» **Desafío A**:
Di si cada afirmación coincide con el pasaje sobre Deleuze que sigue y cita las palabras exactas que lo deciden: (i) Lógica del sentido se publicó en 1969; (ii) el apéndice "Platón y el simulacro" era un texto inédito; (iii) según Deleuze, lo que la filosofía no ha podido pensar es la diferencia en sí misma.

En 1969 Gilles Deleuze publica Lógica del sentido. Allí, en un apéndice titulado “Platón y el simulacro”, el cual retoma un artículo publicado dos años antes, Deleuze asigna a la filosofía moderna una misión. Esta consiste en “salir del espacio de la representación” y pone esta tarea bajo la consigna nietzscheana de invertir el platonismo.
Para Deleuze, la inversión va a consistir en revelar una imagen de pensamiento (dogmática, ortodoxa y moral), fundada por Platón, que ha atravesado la historia de la filosofía y que “impide completamente pensar”. Ahora bien, ¿qué es aquello que no ha sido pensado? ¿Cuál es la cuestión olvidada de la filosofía? Gilles Deleuze va a decir que aquello que la filosofía no ha podido pensar hasta ahora es la diferencia en sí misma. La problemática de la diferencia será planteada, en este contexto de la filosofía francesa, también por otros autores, como Foucault y Derrida.

» **Registros para usar**:
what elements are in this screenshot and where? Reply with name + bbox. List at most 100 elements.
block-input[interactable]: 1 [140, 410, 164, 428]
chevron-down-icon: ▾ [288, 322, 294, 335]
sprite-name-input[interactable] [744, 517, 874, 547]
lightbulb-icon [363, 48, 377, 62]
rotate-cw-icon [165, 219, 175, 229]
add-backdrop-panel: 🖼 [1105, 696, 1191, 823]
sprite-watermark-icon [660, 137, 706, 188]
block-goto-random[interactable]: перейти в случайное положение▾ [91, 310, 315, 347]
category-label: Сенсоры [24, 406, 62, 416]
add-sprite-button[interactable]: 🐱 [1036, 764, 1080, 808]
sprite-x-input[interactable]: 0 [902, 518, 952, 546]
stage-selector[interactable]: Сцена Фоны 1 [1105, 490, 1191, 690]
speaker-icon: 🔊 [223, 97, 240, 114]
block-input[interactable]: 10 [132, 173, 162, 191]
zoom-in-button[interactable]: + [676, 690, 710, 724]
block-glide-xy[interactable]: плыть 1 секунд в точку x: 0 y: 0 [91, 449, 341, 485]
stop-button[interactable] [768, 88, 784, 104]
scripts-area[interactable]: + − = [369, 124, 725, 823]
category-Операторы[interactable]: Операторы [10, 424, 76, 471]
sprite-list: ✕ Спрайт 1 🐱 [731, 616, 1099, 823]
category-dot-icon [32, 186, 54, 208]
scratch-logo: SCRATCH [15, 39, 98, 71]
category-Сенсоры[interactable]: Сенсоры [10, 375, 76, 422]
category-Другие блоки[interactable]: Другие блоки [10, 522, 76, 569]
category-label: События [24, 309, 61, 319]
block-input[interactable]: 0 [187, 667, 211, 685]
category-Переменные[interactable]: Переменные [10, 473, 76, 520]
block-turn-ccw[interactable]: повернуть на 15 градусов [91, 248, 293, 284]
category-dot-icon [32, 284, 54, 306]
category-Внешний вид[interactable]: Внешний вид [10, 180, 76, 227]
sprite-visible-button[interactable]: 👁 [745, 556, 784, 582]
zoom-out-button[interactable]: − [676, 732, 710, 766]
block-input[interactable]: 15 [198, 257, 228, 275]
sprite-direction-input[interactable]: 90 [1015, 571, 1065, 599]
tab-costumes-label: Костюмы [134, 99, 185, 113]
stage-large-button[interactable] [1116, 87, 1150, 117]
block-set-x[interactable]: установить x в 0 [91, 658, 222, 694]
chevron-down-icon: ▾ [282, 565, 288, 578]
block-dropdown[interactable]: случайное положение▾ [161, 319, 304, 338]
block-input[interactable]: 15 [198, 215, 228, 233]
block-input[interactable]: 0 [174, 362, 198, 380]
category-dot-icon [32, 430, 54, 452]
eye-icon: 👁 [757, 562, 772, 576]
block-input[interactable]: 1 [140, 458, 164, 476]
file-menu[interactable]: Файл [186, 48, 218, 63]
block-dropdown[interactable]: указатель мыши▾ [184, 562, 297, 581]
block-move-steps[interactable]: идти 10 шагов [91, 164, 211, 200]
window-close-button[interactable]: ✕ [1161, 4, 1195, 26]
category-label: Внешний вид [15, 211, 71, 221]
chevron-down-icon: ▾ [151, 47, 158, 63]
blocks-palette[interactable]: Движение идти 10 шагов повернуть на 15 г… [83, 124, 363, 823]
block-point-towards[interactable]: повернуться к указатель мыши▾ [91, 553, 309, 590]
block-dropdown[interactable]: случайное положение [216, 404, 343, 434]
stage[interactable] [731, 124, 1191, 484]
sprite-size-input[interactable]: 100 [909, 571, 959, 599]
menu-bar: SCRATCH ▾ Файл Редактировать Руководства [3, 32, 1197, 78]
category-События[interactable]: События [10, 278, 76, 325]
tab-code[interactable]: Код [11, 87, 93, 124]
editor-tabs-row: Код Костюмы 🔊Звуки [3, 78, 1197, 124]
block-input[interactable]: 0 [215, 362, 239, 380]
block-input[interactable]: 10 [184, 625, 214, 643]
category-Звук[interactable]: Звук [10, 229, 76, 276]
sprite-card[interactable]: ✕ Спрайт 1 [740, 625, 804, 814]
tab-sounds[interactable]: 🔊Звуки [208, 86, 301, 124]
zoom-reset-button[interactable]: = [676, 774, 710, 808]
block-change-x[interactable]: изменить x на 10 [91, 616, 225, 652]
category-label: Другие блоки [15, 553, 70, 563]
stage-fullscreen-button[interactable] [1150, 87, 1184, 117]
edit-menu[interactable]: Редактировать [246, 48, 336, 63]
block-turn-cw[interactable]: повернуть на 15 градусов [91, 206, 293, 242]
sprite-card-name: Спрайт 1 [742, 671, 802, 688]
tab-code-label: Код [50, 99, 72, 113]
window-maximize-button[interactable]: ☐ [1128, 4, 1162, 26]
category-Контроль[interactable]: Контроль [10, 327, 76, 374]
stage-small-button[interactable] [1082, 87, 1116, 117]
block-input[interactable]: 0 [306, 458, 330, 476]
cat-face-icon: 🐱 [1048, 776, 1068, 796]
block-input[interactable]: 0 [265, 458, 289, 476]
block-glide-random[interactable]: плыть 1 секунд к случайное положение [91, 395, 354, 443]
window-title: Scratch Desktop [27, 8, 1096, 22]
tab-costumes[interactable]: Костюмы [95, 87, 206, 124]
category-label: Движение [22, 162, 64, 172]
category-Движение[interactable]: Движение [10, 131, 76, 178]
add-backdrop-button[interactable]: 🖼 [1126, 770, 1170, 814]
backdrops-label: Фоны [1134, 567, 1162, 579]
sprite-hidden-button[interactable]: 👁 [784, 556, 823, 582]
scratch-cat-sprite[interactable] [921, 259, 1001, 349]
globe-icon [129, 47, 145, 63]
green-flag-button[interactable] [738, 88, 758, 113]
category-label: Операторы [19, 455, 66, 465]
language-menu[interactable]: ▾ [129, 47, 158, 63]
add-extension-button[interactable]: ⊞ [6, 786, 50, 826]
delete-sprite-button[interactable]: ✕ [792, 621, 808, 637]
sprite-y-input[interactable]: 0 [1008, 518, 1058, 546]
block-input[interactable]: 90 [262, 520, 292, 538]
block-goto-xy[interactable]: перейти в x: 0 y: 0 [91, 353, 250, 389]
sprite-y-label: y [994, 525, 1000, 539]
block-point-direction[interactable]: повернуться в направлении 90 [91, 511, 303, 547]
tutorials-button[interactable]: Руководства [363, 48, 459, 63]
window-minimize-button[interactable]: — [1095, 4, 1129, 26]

» **Desafío B**:
Transcribe sin cambios los registros desde su primera línea hasta la línea que contiene "tab-costumes-label: Костюмы [134, 99, 185, 113]", incluidas ambas.

» **Solución escrita A**:
(i) Sí: "En 1969 Gilles Deleuze publica Lógica del sentido."
(ii) No: "el cual retoma un artículo publicado dos años antes"
(iii) Sí: "aquello que la filosofía no ha podido pensar hasta ahora es la diferencia en sí misma"

» **Solución escrita B**:
what elements are in this screenshot and where? Reply with name + bbox. List at most 100 elements.
block-input[interactable]: 1 [140, 410, 164, 428]
chevron-down-icon: ▾ [288, 322, 294, 335]
sprite-name-input[interactable] [744, 517, 874, 547]
lightbulb-icon [363, 48, 377, 62]
rotate-cw-icon [165, 219, 175, 229]
add-backdrop-panel: 🖼 [1105, 696, 1191, 823]
sprite-watermark-icon [660, 137, 706, 188]
block-goto-random[interactable]: перейти в случайное положение▾ [91, 310, 315, 347]
category-label: Сенсоры [24, 406, 62, 416]
add-sprite-button[interactable]: 🐱 [1036, 764, 1080, 808]
sprite-x-input[interactable]: 0 [902, 518, 952, 546]
stage-selector[interactable]: Сцена Фоны 1 [1105, 490, 1191, 690]
speaker-icon: 🔊 [223, 97, 240, 114]
block-input[interactable]: 10 [132, 173, 162, 191]
zoom-in-button[interactable]: + [676, 690, 710, 724]
block-glide-xy[interactable]: плыть 1 секунд в точку x: 0 y: 0 [91, 449, 341, 485]
stop-button[interactable] [768, 88, 784, 104]
scripts-area[interactable]: + − = [369, 124, 725, 823]
category-Операторы[interactable]: Операторы [10, 424, 76, 471]
sprite-list: ✕ Спрайт 1 🐱 [731, 616, 1099, 823]
category-dot-icon [32, 186, 54, 208]
scratch-logo: SCRATCH [15, 39, 98, 71]
category-Сенсоры[interactable]: Сенсоры [10, 375, 76, 422]
category-Другие блоки[interactable]: Другие блоки [10, 522, 76, 569]
category-label: События [24, 309, 61, 319]
block-input[interactable]: 0 [187, 667, 211, 685]
category-Переменные[interactable]: Переменные [10, 473, 76, 520]
block-turn-ccw[interactable]: повернуть на 15 градусов [91, 248, 293, 284]
category-dot-icon [32, 284, 54, 306]
category-Внешний вид[interactable]: Внешний вид [10, 180, 76, 227]
sprite-visible-button[interactable]: 👁 [745, 556, 784, 582]
zoom-out-button[interactable]: − [676, 732, 710, 766]
block-input[interactable]: 15 [198, 257, 228, 275]
sprite-direction-input[interactable]: 90 [1015, 571, 1065, 599]
tab-costumes-label: Костюмы [134, 99, 185, 113]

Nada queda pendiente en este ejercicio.